→ What you have to do
Write only the number of lines holding the string "icon".

+ + +

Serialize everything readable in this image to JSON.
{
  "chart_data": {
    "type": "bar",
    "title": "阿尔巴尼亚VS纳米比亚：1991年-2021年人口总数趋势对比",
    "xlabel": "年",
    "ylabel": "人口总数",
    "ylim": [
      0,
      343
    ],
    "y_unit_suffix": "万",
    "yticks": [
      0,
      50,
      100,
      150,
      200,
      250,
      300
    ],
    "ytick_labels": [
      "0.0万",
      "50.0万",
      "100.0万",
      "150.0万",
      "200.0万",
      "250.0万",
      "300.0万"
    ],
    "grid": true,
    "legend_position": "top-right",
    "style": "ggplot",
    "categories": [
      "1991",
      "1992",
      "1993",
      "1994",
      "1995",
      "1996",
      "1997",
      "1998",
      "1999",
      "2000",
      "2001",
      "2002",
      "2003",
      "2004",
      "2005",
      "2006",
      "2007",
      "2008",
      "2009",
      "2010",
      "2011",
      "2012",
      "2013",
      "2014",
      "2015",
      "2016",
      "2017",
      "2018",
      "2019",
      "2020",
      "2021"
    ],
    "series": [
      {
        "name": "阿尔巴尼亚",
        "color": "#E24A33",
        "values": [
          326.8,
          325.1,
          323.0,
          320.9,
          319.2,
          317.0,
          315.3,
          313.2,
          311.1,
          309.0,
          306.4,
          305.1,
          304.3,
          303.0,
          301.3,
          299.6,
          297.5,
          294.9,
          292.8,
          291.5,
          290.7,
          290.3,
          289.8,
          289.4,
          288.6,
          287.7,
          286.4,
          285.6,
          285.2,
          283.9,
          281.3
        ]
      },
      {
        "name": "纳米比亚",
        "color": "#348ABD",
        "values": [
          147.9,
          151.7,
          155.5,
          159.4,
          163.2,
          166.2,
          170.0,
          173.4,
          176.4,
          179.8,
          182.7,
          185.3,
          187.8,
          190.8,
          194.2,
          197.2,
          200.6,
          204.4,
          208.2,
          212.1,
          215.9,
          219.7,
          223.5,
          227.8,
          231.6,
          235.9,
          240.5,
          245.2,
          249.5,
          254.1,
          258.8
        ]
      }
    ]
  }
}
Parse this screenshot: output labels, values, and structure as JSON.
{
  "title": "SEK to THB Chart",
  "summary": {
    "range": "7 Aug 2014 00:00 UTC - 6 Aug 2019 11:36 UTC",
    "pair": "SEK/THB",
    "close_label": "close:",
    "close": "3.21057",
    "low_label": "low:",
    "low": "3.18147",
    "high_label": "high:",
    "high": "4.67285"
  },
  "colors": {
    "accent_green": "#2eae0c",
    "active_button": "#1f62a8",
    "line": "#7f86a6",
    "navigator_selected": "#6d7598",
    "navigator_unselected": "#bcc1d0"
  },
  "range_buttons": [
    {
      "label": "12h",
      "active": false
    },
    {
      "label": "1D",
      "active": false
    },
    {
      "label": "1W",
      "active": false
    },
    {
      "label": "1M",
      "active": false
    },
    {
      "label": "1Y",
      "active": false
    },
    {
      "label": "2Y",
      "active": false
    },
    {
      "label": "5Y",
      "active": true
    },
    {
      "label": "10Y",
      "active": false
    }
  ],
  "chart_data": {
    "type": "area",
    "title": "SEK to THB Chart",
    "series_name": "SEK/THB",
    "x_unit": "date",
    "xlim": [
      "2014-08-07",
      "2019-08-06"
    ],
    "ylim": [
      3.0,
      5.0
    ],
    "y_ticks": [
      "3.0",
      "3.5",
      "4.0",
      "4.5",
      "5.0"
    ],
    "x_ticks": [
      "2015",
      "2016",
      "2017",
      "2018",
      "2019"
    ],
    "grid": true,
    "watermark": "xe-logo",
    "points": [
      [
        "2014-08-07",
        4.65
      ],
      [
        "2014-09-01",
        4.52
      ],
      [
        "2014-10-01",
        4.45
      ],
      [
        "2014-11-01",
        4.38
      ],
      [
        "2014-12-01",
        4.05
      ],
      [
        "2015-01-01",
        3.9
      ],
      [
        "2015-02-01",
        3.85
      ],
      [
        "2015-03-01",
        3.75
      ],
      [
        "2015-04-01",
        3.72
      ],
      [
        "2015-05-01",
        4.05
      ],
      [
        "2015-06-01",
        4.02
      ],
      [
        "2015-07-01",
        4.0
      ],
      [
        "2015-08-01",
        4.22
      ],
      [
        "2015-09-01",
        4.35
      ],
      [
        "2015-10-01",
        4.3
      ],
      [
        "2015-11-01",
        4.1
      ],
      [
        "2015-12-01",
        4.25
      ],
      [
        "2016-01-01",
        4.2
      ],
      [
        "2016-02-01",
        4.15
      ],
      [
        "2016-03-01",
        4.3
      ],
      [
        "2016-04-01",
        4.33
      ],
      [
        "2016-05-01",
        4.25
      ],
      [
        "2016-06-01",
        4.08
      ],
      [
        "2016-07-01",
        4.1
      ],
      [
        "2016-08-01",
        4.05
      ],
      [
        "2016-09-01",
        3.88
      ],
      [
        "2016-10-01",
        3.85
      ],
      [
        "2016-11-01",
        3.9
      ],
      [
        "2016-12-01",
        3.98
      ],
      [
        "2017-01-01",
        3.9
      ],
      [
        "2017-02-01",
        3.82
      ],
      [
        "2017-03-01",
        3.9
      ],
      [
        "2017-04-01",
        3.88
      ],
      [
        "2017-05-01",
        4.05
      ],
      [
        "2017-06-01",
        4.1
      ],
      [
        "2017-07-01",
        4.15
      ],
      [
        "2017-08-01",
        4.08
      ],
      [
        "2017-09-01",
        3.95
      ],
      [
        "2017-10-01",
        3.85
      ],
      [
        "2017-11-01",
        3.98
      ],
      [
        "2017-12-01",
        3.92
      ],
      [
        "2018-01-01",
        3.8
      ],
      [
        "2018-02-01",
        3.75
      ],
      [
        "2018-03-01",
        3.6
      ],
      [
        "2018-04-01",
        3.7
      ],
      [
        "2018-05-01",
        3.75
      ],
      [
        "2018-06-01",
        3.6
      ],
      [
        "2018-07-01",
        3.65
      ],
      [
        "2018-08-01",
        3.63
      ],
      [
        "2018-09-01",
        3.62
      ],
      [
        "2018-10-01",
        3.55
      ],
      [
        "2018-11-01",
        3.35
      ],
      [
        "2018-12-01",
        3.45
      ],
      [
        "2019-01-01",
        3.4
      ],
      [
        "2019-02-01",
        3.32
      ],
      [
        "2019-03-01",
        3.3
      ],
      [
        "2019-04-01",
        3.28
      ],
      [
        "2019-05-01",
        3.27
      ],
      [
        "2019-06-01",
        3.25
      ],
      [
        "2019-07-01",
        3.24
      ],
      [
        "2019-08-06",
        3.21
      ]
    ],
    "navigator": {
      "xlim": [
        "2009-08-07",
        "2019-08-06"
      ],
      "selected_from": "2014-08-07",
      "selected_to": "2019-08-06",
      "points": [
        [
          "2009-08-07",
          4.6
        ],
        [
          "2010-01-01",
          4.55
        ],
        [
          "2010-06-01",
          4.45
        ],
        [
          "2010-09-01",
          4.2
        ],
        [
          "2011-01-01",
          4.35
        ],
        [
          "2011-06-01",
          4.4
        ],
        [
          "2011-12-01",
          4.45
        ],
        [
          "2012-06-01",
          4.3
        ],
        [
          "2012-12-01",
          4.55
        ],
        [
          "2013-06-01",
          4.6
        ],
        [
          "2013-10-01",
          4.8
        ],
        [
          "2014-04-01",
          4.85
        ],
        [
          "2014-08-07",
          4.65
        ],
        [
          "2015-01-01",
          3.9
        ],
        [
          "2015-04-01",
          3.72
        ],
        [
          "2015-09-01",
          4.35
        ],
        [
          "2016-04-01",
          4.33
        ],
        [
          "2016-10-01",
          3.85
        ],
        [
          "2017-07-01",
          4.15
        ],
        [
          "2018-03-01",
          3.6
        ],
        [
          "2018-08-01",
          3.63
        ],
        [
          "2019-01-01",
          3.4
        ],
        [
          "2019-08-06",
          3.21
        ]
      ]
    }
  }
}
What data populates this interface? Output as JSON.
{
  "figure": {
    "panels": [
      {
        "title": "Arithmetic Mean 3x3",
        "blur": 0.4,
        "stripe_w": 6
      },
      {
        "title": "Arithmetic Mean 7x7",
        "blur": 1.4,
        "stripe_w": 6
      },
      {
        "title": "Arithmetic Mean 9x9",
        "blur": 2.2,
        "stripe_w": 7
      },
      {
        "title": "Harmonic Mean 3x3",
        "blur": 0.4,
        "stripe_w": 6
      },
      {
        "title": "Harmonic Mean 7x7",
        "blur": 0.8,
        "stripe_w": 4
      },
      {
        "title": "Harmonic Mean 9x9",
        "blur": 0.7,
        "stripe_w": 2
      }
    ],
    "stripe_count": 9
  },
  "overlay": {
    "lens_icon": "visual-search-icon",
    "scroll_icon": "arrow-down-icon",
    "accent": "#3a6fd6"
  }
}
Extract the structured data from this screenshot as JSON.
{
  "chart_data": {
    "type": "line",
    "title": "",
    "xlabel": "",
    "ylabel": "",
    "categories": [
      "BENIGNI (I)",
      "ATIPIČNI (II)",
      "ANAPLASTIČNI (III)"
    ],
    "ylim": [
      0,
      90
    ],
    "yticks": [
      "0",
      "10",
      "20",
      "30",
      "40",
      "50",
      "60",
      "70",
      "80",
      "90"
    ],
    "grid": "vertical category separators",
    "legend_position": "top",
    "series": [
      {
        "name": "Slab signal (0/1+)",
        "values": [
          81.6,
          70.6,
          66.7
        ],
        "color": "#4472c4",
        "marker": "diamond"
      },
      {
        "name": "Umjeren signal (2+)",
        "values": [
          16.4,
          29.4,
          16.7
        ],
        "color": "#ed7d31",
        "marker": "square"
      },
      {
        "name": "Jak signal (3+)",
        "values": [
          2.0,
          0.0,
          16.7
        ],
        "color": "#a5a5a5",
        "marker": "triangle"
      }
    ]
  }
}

+ + +

→ Task solution
2